▸ **Task to carry out**
Pick out all lines of the entries that include the word "SDTVAR" and copy them.

▸ **Excerpted records**
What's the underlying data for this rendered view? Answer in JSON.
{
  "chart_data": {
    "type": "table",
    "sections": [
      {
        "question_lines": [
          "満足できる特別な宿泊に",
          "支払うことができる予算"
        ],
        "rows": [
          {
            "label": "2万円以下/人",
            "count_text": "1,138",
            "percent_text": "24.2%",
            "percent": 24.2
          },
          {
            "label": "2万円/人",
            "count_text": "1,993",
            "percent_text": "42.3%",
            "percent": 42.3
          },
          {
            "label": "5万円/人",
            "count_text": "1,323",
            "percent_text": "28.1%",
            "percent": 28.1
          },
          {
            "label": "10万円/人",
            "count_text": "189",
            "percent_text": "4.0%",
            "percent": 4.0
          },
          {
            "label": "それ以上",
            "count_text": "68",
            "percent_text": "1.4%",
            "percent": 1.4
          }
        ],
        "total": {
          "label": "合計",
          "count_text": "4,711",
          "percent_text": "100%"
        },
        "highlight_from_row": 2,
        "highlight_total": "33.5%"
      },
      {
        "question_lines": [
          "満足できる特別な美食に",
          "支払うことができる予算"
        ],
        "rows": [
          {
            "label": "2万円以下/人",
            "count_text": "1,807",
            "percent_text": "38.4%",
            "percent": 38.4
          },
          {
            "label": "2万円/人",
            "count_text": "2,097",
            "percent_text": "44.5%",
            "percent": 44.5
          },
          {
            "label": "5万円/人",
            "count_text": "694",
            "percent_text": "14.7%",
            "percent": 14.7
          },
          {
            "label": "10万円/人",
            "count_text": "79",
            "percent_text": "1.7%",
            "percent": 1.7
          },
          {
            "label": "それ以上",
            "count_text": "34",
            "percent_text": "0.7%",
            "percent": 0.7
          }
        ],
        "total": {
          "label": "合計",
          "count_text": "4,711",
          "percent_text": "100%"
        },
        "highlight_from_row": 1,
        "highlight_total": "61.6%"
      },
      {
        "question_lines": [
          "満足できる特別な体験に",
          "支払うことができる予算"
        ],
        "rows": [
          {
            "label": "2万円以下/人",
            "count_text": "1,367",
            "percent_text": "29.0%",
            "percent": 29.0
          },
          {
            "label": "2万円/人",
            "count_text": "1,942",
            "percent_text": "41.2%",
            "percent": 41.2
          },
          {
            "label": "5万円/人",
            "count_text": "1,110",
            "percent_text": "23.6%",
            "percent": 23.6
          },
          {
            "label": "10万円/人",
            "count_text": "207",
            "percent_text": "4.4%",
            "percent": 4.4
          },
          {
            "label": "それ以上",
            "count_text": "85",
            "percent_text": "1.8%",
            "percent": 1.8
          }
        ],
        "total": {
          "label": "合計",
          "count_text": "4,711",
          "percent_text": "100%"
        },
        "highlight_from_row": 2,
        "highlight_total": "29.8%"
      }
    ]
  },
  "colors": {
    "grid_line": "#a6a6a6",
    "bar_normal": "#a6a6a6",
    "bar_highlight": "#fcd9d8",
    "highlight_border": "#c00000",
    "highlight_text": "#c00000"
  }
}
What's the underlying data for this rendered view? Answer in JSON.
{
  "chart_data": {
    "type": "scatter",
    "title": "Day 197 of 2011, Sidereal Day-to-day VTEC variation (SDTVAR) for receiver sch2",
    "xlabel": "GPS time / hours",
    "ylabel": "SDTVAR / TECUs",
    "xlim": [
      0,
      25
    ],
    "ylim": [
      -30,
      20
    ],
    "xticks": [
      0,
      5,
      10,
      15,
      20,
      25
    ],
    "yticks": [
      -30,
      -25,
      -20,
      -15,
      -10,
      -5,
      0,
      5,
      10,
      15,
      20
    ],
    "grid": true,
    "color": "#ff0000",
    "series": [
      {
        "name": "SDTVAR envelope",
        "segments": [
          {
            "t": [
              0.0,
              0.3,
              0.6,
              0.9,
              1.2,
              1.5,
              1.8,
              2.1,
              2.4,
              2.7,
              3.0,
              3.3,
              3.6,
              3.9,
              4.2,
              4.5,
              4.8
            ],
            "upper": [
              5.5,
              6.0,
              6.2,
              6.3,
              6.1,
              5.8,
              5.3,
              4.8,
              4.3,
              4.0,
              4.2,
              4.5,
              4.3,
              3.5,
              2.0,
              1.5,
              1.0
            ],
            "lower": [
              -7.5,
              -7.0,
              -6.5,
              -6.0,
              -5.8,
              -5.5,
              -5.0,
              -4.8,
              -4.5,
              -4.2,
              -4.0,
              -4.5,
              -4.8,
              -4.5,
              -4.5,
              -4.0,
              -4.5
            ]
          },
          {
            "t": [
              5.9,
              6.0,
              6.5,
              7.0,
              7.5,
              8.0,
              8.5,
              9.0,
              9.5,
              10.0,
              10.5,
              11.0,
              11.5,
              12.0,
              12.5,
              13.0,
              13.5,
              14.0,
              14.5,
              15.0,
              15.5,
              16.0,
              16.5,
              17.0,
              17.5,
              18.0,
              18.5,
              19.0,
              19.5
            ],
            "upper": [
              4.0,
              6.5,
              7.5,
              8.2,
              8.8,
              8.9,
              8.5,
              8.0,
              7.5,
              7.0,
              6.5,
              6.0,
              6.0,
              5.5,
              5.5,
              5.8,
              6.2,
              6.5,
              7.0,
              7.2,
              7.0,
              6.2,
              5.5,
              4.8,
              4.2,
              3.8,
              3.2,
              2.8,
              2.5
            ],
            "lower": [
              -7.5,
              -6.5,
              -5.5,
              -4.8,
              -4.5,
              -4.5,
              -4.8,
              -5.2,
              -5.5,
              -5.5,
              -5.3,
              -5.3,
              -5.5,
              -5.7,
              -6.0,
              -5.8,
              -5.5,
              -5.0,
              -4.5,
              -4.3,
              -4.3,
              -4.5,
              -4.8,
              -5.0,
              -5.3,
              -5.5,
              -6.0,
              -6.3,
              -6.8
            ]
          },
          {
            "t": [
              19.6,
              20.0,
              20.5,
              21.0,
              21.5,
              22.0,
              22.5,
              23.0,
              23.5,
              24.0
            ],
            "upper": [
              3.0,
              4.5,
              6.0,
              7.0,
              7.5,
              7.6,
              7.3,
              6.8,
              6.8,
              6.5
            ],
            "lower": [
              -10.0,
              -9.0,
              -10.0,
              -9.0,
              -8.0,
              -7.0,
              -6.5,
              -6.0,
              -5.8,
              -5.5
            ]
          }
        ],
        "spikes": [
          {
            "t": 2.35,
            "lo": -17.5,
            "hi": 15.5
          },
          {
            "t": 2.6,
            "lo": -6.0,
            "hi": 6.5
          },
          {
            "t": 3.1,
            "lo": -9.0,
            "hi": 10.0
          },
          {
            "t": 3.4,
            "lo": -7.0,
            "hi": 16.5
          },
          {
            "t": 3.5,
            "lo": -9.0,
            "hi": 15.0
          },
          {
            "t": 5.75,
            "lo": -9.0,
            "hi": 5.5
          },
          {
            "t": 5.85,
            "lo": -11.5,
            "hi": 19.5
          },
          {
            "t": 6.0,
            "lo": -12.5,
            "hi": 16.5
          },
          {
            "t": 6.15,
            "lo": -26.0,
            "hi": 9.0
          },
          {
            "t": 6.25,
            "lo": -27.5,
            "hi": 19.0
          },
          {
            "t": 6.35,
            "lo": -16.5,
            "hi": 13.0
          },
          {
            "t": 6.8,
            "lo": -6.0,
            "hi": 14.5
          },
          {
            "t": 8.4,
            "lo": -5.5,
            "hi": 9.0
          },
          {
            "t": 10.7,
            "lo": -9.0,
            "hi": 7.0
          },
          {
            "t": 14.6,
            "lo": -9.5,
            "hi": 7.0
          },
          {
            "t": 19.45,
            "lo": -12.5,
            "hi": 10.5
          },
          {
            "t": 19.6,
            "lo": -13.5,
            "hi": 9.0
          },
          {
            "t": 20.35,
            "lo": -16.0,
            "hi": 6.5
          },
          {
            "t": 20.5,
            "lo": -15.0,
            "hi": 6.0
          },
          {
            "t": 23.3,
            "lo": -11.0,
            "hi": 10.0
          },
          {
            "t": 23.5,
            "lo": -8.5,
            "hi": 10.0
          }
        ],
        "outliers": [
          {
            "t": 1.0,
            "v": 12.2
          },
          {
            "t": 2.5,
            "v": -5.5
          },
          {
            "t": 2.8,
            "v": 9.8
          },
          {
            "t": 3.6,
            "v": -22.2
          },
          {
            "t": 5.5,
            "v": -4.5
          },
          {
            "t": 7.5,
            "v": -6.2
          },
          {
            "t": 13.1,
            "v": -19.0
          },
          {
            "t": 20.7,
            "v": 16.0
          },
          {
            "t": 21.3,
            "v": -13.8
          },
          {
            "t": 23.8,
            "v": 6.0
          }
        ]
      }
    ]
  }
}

▸ **Solution**
    "title": "Day 197 of 2011, Sidereal Day-to-day VTEC variation (SDTVAR) for receiver sch2",
    "ylabel": "SDTVAR / TECUs",
        "name": "SDTVAR envelope",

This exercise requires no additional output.